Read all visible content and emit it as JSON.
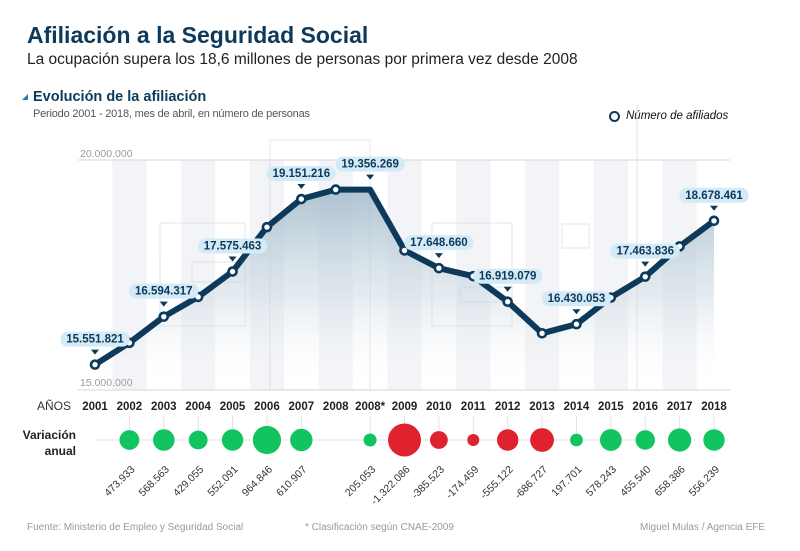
{
  "header": {
    "title": "Afiliación a la Seguridad Social",
    "subtitle": "La ocupación supera los 18,6 millones de personas por primera vez desde 2008"
  },
  "section": {
    "title": "Evolución de la afiliación",
    "period": "Periodo 2001 - 2018, mes de abril, en número de personas"
  },
  "footer": {
    "source": "Fuente: Ministerio de Empleo y Seguridad Social",
    "note": "* Clasificación según CNAE-2009",
    "credit": "Miguel Mulas / Agencia EFE"
  },
  "colors": {
    "line": "#0d3a5a",
    "positive": "#12c45f",
    "negative": "#e0222e",
    "label_bg": "#d4eaf6"
  },
  "chart_data": {
    "type": "line",
    "title": "Evolución de la afiliación",
    "subtitle": "Periodo 2001 - 2018, mes de abril, en número de personas",
    "legend": [
      "Número de afiliados"
    ],
    "legend_position": "top-right",
    "xlabel": "AÑOS",
    "ylabel": "",
    "ylim": [
      15000000,
      20000000
    ],
    "y_ticks": [
      "15.000.000",
      "20.000.000"
    ],
    "x": [
      "2001",
      "2002",
      "2003",
      "2004",
      "2005",
      "2006",
      "2007",
      "2008",
      "2008*",
      "2009",
      "2010",
      "2011",
      "2012",
      "2013",
      "2014",
      "2015",
      "2016",
      "2017",
      "2018"
    ],
    "series": [
      {
        "name": "Número de afiliados",
        "values": [
          15551821,
          16025754,
          16594317,
          17023372,
          17575463,
          18540309,
          19151216,
          19356269,
          19356269,
          18034183,
          17648660,
          17474201,
          16919079,
          16232352,
          16430053,
          17008296,
          17463836,
          18122222,
          18678461
        ],
        "labels": [
          "15.551.821",
          null,
          "16.594.317",
          null,
          "17.575.463",
          null,
          "19.151.216",
          null,
          "19.356.269",
          null,
          "17.648.660",
          null,
          "16.919.079",
          null,
          "16.430.053",
          null,
          "17.463.836",
          null,
          "18.678.461"
        ]
      }
    ],
    "variation_label": [
      "Variación",
      "anual"
    ],
    "variation": [
      {
        "year": "2002",
        "value": 473933,
        "label": "473.933"
      },
      {
        "year": "2003",
        "value": 568563,
        "label": "568.563"
      },
      {
        "year": "2004",
        "value": 429055,
        "label": "429.055"
      },
      {
        "year": "2005",
        "value": 552091,
        "label": "552.091"
      },
      {
        "year": "2006",
        "value": 964846,
        "label": "964.846"
      },
      {
        "year": "2007",
        "value": 610907,
        "label": "610.907"
      },
      {
        "year": "2008*",
        "value": 205053,
        "label": "205.053"
      },
      {
        "year": "2009",
        "value": -1322086,
        "label": "-1.322.086"
      },
      {
        "year": "2010",
        "value": -385523,
        "label": "-385.523"
      },
      {
        "year": "2011",
        "value": -174459,
        "label": "-174.459"
      },
      {
        "year": "2012",
        "value": -555122,
        "label": "-555.122"
      },
      {
        "year": "2013",
        "value": -686727,
        "label": "-686.727"
      },
      {
        "year": "2014",
        "value": 197701,
        "label": "197.701"
      },
      {
        "year": "2015",
        "value": 578243,
        "label": "578.243"
      },
      {
        "year": "2016",
        "value": 455540,
        "label": "455.540"
      },
      {
        "year": "2017",
        "value": 658386,
        "label": "658.386"
      },
      {
        "year": "2018",
        "value": 556239,
        "label": "556.239"
      }
    ]
  }
}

++++++++

- EXERCISE PROMPT
Each line of the data is to be duplicated exactly; pictures stay out of the copy.

- FULL RESPONSE
Read all visible content and emit it as JSON.
{
  "header": {
    "title": "Afiliación a la Seguridad Social",
    "subtitle": "La ocupación supera los 18,6 millones de personas por primera vez desde 2008"
  },
  "section": {
    "title": "Evolución de la afiliación",
    "period": "Periodo 2001 - 2018, mes de abril, en número de personas"
  },
  "footer": {
    "source": "Fuente: Ministerio de Empleo y Seguridad Social",
    "note": "* Clasificación según CNAE-2009",
    "credit": "Miguel Mulas / Agencia EFE"
  },
  "colors": {
    "line": "#0d3a5a",
    "positive": "#12c45f",
    "negative": "#e0222e",
    "label_bg": "#d4eaf6"
  },
  "chart_data": {
    "type": "line",
    "title": "Evolución de la afiliación",
    "subtitle": "Periodo 2001 - 2018, mes de abril, en número de personas",
    "legend": [
      "Número de afiliados"
    ],
    "legend_position": "top-right",
    "xlabel": "AÑOS",
    "ylabel": "",
    "ylim": [
      15000000,
      20000000
    ],
    "y_ticks": [
      "15.000.000",
      "20.000.000"
    ],
    "x": [
      "2001",
      "2002",
      "2003",
      "2004",
      "2005",
      "2006",
      "2007",
      "2008",
      "2008*",
      "2009",
      "2010",
      "2011",
      "2012",
      "2013",
      "2014",
      "2015",
      "2016",
      "2017",
      "2018"
    ],
    "series": [
      {
        "name": "Número de afiliados",
        "values": [
          15551821,
          16025754,
          16594317,
          17023372,
          17575463,
          18540309,
          19151216,
          19356269,
          19356269,
          18034183,
          17648660,
          17474201,
          16919079,
          16232352,
          16430053,
          17008296,
          17463836,
          18122222,
          18678461
        ],
        "labels": [
          "15.551.821",
          null,
          "16.594.317",
          null,
          "17.575.463",
          null,
          "19.151.216",
          null,
          "19.356.269",
          null,
          "17.648.660",
          null,
          "16.919.079",
          null,
          "16.430.053",
          null,
          "17.463.836",
          null,
          "18.678.461"
        ]
      }
    ],
    "variation_label": [
      "Variación",
      "anual"
    ],
    "variation": [
      {
        "year": "2002",
        "value": 473933,
        "label": "473.933"
      },
      {
        "year": "2003",
        "value": 568563,
        "label": "568.563"
      },
      {
        "year": "2004",
        "value": 429055,
        "label": "429.055"
      },
      {
        "year": "2005",
        "value": 552091,
        "label": "552.091"
      },
      {
        "year": "2006",
        "value": 964846,
        "label": "964.846"
      },
      {
        "year": "2007",
        "value": 610907,
        "label": "610.907"
      },
      {
        "year": "2008*",
        "value": 205053,
        "label": "205.053"
      },
      {
        "year": "2009",
        "value": -1322086,
        "label": "-1.322.086"
      },
      {
        "year": "2010",
        "value": -385523,
        "label": "-385.523"
      },
      {
        "year": "2011",
        "value": -174459,
        "label": "-174.459"
      },
      {
        "year": "2012",
        "value": -555122,
        "label": "-555.122"
      },
      {
        "year": "2013",
        "value": -686727,
        "label": "-686.727"
      },
      {
        "year": "2014",
        "value": 197701,
        "label": "197.701"
      },
      {
        "year": "2015",
        "value": 578243,
        "label": "578.243"
      },
      {
        "year": "2016",
        "value": 455540,
        "label": "455.540"
      },
      {
        "year": "2017",
        "value": 658386,
        "label": "658.386"
      },
      {
        "year": "2018",
        "value": 556239,
        "label": "556.239"
      }
    ]
  }
}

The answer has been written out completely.